List every line below containing "Torche".

> Given data
>>>>>

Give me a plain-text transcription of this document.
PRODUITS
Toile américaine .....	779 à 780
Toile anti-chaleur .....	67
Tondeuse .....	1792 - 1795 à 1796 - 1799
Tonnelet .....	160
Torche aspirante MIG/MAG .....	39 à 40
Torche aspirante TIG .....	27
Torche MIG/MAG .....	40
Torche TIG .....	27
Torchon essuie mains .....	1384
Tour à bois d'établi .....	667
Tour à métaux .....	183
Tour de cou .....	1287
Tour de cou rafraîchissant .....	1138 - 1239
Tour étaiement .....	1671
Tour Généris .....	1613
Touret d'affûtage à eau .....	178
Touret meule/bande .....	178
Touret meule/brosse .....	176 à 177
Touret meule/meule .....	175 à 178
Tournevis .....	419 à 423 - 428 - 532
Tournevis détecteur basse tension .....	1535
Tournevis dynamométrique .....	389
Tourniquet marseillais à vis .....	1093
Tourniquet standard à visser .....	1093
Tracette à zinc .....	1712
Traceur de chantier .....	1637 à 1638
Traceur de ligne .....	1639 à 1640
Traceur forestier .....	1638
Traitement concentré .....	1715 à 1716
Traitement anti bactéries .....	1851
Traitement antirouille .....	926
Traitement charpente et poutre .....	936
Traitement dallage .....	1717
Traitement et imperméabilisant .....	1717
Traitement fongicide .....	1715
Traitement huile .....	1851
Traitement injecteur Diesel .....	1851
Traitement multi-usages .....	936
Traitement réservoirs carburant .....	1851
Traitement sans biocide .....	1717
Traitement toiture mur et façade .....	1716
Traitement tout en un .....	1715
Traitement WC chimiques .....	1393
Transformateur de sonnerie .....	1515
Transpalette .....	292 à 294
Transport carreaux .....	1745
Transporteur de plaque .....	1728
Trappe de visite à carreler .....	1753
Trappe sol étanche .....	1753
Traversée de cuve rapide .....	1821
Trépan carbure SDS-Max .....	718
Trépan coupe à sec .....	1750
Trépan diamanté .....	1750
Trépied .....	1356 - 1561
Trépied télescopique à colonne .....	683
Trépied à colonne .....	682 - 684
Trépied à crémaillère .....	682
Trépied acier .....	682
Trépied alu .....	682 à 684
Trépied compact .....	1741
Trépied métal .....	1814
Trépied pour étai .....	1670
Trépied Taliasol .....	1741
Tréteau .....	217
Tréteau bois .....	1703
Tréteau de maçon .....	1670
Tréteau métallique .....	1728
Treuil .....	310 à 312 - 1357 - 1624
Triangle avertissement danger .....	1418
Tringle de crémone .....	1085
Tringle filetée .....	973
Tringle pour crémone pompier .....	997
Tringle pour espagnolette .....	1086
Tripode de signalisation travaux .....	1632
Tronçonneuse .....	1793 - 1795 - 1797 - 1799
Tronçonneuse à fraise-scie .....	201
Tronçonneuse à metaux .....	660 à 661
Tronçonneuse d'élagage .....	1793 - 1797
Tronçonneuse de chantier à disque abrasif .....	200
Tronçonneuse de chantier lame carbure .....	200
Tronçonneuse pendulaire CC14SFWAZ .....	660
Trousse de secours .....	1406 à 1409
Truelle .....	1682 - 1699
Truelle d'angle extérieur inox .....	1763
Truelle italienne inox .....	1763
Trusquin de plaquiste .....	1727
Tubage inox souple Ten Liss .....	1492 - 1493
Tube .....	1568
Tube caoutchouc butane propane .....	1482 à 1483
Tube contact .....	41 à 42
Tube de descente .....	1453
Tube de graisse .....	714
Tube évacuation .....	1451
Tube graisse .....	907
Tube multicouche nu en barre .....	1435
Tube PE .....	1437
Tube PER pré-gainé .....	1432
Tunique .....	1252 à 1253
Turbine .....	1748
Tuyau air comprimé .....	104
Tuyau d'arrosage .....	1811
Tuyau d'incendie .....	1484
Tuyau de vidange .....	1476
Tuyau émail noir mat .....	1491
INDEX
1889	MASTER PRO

<<<<<

> Completed task
Torche aspirante MIG/MAG .....	39 à 40
Torche aspirante TIG .....	27
Torche MIG/MAG .....	40
Torche TIG .....	27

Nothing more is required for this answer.